* DO THIS:
Gather all lines in the records below that include the word "name".

* ENTRIES SUPPLIED:
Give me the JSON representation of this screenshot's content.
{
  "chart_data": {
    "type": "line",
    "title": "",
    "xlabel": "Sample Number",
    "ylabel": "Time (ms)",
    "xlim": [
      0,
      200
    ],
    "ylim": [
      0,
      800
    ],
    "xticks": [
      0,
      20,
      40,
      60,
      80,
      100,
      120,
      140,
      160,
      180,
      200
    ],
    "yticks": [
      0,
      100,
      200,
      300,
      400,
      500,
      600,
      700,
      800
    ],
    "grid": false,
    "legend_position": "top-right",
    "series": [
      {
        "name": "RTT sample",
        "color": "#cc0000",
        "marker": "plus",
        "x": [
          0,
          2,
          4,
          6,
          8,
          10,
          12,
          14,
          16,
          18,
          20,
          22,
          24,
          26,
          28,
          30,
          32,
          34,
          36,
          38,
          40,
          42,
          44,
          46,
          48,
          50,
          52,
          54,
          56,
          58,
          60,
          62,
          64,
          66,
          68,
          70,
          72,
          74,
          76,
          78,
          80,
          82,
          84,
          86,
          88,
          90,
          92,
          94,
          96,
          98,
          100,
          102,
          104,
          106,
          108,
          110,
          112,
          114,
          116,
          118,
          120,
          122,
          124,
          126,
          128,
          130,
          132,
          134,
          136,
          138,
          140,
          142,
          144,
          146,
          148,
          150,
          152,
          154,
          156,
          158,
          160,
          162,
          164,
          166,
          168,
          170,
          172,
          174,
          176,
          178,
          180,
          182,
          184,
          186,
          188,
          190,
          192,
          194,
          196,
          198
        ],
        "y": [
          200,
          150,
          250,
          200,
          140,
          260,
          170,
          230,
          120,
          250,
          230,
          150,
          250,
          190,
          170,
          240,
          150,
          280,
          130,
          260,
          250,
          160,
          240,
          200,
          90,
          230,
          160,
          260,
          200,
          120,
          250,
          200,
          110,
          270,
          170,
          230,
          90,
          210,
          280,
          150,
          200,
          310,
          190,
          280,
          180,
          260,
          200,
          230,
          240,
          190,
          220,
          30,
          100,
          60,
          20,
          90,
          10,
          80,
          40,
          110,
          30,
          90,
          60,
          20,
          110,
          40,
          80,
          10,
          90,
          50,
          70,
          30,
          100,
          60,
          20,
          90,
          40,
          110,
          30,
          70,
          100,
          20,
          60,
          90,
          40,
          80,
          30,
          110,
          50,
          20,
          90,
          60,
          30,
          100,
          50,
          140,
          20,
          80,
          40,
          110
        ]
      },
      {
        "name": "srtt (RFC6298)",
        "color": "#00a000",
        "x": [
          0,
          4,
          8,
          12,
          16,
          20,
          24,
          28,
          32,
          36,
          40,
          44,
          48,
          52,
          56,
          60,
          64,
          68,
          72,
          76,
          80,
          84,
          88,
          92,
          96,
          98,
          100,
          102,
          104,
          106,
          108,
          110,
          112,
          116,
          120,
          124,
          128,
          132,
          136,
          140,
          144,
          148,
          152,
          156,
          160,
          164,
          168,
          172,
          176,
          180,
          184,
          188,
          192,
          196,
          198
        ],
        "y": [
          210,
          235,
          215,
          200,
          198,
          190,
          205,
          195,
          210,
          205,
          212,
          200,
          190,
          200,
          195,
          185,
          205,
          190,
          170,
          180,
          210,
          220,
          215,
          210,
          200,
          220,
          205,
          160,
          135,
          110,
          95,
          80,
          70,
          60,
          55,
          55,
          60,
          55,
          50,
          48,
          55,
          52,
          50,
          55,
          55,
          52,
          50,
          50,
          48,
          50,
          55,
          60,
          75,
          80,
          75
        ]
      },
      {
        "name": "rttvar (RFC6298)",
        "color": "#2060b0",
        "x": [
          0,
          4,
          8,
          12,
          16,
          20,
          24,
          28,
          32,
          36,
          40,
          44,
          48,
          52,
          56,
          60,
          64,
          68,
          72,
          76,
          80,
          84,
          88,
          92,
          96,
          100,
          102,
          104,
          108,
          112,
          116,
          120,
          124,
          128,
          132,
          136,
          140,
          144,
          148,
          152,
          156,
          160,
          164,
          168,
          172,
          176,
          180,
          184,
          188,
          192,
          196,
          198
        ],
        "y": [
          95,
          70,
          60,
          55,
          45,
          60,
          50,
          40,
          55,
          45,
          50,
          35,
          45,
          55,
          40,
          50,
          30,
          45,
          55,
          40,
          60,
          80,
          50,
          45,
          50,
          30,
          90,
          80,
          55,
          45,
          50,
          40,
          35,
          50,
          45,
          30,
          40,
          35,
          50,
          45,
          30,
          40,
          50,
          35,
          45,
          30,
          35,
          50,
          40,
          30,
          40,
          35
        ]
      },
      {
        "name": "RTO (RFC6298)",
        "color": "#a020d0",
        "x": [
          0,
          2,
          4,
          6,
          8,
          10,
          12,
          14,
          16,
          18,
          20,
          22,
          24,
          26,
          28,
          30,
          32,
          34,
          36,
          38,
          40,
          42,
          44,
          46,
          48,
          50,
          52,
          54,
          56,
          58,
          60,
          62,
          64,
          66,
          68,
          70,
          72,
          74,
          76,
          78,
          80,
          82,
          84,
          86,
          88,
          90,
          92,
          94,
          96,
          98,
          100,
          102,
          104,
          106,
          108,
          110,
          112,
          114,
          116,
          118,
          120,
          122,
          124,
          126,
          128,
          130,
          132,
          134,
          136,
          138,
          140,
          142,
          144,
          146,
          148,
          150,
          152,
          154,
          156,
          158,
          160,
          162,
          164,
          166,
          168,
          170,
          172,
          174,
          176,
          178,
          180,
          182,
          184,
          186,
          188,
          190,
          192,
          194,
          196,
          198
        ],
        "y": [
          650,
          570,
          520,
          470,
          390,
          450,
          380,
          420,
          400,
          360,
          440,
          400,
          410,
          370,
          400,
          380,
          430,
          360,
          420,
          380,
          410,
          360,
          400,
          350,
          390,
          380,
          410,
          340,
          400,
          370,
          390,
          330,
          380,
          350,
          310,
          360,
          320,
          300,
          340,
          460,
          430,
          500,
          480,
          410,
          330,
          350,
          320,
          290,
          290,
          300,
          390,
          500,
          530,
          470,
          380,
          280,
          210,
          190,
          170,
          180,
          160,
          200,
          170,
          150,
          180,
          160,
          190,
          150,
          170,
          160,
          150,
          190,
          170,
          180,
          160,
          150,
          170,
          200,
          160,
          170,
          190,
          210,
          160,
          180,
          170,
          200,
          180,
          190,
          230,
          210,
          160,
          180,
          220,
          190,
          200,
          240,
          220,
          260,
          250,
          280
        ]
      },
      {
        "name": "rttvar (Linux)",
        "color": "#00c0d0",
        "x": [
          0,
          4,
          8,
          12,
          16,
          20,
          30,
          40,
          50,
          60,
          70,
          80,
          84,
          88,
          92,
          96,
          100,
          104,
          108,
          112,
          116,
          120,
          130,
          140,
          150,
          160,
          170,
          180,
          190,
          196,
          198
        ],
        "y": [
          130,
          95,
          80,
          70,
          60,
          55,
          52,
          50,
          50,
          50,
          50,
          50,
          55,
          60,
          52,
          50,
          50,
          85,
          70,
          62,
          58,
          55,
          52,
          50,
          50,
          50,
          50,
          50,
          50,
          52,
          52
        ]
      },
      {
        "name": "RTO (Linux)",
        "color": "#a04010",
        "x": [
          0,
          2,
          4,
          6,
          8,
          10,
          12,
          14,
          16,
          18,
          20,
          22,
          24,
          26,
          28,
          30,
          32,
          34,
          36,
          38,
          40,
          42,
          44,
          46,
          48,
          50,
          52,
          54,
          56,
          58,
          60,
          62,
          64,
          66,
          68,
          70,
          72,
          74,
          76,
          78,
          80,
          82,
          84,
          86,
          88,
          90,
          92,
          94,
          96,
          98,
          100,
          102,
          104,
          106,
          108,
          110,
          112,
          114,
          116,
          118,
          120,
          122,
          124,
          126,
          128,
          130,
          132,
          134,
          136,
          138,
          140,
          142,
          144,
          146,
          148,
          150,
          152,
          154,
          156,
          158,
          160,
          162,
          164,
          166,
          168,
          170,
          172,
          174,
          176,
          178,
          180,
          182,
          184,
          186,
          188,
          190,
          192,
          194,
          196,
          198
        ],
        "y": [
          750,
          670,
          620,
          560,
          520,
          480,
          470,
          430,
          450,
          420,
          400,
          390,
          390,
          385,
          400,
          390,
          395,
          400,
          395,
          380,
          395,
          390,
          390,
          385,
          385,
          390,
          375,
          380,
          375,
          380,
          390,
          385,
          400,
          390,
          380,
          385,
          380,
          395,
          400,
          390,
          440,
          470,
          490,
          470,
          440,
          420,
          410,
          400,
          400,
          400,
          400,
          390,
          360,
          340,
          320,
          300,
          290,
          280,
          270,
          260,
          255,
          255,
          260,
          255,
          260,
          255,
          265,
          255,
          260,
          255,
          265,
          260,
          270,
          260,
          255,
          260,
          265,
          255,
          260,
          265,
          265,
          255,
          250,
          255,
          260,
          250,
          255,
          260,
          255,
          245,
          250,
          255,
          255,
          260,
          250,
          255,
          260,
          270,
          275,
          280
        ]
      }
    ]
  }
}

* RESPONSE TO THE EXERCISE:
        "name": "RTT sample",
        "name": "srtt (RFC6298)",
        "name": "rttvar (RFC6298)",
        "name": "RTO (RFC6298)",
        "name": "rttvar (Linux)",
        "name": "RTO (Linux)",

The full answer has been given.